Your answer should be one number: the count of lines in these entries that hold the word "nejstarších".

_Stored records_.
§

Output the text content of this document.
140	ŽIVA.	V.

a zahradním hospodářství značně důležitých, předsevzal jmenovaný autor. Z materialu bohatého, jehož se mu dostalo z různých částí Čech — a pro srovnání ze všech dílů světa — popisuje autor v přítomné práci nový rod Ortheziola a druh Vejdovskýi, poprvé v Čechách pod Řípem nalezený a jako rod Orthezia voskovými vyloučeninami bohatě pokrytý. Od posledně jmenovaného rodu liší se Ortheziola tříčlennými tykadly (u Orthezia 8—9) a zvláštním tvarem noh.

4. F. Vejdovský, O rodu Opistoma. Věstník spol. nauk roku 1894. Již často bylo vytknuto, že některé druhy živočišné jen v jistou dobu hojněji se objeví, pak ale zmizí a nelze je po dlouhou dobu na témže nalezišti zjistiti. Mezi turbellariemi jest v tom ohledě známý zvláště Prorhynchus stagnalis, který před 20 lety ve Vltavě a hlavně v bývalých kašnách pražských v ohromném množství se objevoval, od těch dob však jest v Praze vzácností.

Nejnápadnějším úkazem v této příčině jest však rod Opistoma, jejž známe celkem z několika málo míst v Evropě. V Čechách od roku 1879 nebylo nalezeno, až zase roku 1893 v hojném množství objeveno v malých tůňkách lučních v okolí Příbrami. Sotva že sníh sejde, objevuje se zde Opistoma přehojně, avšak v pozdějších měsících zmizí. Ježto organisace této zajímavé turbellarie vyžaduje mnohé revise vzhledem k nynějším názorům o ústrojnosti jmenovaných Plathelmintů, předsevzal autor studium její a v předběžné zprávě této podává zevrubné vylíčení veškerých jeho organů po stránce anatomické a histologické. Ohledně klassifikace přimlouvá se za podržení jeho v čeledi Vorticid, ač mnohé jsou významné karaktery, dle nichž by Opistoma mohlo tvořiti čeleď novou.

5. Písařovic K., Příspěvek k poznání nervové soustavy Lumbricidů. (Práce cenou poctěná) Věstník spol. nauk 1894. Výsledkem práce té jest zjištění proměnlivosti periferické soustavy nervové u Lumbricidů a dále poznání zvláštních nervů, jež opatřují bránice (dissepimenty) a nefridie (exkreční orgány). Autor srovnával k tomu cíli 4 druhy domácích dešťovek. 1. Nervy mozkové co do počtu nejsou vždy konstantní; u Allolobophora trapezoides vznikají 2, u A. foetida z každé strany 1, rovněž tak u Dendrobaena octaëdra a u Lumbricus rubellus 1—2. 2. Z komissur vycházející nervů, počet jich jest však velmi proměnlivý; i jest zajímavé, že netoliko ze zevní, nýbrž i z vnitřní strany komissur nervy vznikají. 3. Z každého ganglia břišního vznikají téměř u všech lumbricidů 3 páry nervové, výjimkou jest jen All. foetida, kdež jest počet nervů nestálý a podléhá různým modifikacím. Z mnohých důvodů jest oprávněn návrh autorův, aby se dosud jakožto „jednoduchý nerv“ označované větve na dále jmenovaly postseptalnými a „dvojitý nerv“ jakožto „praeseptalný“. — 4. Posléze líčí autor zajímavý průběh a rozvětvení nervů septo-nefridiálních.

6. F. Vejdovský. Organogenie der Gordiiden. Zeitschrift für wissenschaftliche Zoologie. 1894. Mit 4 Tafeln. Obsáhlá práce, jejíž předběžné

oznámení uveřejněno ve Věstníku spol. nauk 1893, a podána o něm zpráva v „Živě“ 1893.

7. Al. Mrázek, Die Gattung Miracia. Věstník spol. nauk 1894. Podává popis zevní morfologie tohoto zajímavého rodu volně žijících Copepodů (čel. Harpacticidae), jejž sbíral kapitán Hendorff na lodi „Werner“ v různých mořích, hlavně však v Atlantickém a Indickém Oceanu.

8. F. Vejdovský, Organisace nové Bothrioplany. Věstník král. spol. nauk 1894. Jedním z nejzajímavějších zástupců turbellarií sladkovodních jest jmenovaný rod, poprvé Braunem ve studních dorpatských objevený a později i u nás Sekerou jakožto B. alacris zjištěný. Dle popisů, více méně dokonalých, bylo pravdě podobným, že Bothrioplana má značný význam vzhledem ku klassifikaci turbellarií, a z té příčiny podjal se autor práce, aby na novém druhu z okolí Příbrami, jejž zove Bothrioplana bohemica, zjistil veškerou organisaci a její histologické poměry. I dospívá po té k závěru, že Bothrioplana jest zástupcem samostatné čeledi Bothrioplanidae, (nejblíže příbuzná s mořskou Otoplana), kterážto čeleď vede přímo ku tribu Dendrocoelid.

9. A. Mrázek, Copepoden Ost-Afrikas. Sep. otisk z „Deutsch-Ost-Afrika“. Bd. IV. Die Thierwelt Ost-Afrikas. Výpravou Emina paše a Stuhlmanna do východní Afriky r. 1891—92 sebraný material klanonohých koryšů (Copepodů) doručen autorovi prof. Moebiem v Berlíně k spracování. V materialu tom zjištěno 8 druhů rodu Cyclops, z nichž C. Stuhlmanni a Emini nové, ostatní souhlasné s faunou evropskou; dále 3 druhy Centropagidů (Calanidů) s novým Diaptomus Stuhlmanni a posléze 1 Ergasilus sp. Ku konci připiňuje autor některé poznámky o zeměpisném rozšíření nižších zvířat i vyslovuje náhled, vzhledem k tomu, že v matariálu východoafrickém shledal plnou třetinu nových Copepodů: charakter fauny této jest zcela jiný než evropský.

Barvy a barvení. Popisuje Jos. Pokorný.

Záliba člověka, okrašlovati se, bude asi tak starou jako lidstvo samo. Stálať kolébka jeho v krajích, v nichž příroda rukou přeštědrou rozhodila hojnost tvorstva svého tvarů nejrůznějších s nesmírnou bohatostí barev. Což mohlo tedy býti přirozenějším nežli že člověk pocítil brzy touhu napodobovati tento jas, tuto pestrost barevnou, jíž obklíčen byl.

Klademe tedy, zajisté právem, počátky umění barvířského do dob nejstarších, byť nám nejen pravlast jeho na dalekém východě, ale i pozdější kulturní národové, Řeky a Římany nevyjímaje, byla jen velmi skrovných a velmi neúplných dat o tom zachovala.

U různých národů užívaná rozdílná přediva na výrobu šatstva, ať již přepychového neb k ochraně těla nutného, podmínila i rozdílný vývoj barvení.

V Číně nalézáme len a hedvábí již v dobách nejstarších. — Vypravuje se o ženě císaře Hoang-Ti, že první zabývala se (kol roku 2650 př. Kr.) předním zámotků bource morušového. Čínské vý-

§

_EXPECTED OUTPUT_.
2